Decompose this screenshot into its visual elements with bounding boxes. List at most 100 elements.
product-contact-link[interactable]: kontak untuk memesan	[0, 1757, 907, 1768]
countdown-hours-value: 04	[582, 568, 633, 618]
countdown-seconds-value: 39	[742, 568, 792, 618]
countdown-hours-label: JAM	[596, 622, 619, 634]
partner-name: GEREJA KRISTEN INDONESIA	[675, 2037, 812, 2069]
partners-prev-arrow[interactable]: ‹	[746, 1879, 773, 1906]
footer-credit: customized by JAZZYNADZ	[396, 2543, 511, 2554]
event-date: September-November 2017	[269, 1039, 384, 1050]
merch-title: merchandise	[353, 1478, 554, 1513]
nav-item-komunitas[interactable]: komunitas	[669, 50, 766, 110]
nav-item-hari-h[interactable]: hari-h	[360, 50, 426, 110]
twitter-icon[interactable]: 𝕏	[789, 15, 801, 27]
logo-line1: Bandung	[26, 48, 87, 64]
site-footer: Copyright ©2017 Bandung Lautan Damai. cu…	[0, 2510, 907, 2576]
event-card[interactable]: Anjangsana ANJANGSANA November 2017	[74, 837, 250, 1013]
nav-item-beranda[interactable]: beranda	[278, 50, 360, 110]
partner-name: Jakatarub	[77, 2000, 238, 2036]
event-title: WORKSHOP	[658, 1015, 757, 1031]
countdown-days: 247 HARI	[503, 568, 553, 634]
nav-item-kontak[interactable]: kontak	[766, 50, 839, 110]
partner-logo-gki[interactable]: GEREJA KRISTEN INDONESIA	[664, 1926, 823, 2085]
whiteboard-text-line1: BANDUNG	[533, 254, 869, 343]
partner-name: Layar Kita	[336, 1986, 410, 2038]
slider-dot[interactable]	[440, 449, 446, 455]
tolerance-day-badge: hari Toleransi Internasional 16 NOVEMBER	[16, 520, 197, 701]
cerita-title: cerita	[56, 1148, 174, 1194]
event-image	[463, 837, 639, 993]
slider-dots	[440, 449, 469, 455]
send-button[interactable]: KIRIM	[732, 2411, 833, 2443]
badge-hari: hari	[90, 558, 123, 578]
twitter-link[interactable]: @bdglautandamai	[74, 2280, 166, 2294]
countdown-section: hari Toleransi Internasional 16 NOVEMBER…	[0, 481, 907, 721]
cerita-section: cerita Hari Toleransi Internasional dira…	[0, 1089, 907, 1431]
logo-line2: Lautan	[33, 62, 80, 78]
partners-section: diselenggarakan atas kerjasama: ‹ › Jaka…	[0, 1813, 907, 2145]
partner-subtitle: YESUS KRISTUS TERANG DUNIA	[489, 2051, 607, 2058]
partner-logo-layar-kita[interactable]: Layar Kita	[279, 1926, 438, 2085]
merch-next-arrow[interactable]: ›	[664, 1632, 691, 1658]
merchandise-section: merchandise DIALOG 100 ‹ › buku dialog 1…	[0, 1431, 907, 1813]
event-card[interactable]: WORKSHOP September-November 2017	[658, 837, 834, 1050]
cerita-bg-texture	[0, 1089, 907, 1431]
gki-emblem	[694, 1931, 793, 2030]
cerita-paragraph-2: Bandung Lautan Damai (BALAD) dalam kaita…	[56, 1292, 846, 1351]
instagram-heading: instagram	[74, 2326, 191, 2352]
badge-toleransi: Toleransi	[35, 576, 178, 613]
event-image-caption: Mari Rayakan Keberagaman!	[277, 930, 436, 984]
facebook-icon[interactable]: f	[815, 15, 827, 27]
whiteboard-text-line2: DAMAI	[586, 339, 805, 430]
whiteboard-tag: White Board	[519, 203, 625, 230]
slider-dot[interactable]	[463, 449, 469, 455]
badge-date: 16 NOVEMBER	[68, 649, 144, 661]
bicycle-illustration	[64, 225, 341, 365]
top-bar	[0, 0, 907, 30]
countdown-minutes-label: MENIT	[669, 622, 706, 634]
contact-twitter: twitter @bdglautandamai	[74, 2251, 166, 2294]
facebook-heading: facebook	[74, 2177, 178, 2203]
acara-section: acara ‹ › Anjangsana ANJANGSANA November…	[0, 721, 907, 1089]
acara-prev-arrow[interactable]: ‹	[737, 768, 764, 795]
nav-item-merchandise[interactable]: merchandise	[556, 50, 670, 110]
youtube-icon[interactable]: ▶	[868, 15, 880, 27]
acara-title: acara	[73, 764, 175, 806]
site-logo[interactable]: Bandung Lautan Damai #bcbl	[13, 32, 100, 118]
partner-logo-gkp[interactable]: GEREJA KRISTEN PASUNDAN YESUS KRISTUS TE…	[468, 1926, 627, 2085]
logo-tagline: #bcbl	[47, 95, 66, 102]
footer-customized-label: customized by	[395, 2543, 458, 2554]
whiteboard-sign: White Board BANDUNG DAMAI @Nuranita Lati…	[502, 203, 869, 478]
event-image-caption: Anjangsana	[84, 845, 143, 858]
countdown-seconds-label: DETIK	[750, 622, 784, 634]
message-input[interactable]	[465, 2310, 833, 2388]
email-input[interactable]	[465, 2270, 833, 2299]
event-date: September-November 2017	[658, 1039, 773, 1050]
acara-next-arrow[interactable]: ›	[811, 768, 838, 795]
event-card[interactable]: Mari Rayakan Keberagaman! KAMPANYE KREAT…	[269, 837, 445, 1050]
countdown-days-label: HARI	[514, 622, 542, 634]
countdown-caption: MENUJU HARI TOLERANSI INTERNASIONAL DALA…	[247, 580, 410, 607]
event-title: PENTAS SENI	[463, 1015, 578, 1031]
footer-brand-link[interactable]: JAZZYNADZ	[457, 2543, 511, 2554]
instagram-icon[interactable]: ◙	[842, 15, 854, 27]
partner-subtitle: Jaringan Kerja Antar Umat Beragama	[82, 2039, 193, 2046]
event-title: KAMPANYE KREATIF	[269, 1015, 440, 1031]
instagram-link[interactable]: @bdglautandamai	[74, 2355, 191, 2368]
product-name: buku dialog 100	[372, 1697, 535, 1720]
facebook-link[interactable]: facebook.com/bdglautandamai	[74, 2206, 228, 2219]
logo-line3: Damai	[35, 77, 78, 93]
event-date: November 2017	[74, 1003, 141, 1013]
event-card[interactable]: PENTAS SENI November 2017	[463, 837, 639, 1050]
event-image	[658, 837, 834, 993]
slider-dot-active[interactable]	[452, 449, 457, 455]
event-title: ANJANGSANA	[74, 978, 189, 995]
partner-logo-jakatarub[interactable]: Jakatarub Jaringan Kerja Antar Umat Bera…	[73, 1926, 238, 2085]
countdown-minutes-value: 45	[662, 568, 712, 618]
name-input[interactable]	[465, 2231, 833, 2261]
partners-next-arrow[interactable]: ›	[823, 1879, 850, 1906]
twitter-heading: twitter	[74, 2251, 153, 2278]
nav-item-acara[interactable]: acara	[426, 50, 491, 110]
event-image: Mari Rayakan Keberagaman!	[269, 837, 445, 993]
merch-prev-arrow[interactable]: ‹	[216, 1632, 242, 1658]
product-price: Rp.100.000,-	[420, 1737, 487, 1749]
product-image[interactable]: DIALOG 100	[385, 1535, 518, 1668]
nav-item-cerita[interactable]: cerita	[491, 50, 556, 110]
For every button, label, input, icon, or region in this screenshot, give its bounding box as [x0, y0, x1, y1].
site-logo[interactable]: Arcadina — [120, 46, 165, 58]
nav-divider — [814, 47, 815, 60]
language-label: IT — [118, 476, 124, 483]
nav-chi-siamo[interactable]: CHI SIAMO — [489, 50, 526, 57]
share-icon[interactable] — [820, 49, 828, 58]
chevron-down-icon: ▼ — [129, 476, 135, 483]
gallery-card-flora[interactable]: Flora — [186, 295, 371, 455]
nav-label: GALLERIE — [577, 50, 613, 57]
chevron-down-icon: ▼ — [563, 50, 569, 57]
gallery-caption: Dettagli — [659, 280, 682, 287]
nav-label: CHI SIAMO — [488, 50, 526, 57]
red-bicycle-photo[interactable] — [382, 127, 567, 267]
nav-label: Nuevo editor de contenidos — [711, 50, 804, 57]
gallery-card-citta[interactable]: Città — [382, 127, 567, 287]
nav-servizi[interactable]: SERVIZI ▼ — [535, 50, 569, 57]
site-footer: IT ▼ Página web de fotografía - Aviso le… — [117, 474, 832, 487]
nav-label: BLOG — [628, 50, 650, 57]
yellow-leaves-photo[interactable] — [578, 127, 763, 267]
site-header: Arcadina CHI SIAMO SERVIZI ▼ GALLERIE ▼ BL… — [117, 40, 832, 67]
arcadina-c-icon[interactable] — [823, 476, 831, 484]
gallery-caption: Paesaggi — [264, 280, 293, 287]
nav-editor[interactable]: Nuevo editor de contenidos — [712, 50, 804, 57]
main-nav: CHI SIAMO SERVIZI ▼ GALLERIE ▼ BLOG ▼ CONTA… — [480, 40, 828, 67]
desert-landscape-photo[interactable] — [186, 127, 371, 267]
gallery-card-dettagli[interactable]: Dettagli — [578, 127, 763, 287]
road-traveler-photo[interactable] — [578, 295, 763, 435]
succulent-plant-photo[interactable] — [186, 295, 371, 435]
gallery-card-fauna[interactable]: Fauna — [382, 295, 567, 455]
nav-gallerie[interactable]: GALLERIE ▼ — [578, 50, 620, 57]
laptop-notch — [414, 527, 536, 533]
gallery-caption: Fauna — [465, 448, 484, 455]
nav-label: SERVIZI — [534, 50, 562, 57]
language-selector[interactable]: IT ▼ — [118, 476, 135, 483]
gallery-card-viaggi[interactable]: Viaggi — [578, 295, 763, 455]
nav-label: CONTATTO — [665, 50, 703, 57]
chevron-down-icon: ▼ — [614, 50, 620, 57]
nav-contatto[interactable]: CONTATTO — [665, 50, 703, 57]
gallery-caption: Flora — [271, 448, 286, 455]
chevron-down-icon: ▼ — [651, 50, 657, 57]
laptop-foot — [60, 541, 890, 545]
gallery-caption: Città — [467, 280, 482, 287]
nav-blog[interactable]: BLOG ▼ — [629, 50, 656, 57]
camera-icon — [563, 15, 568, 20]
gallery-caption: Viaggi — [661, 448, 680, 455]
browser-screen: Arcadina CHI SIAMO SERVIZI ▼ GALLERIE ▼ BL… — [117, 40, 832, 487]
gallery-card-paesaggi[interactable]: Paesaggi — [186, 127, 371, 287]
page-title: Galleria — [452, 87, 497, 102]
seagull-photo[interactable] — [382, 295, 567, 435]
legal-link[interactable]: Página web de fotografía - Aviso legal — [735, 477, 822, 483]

══════════

- [What is expected]: Copy out the lines above verbatim, starting with the very first line of the rows and ending with the line that contains "footer-credit: customized by", including that line.

- [The reply]:
Decompose this screenshot into its visual elements with bounding boxes. List at most 100 elements.
product-contact-link[interactable]: kontak untuk memesan	[0, 1757, 907, 1768]
countdown-hours-value: 04	[582, 568, 633, 618]
countdown-seconds-value: 39	[742, 568, 792, 618]
countdown-hours-label: JAM	[596, 622, 619, 634]
partner-name: GEREJA KRISTEN INDONESIA	[675, 2037, 812, 2069]
partners-prev-arrow[interactable]: ‹	[746, 1879, 773, 1906]
footer-credit: customized by JAZZYNADZ	[396, 2543, 511, 2554]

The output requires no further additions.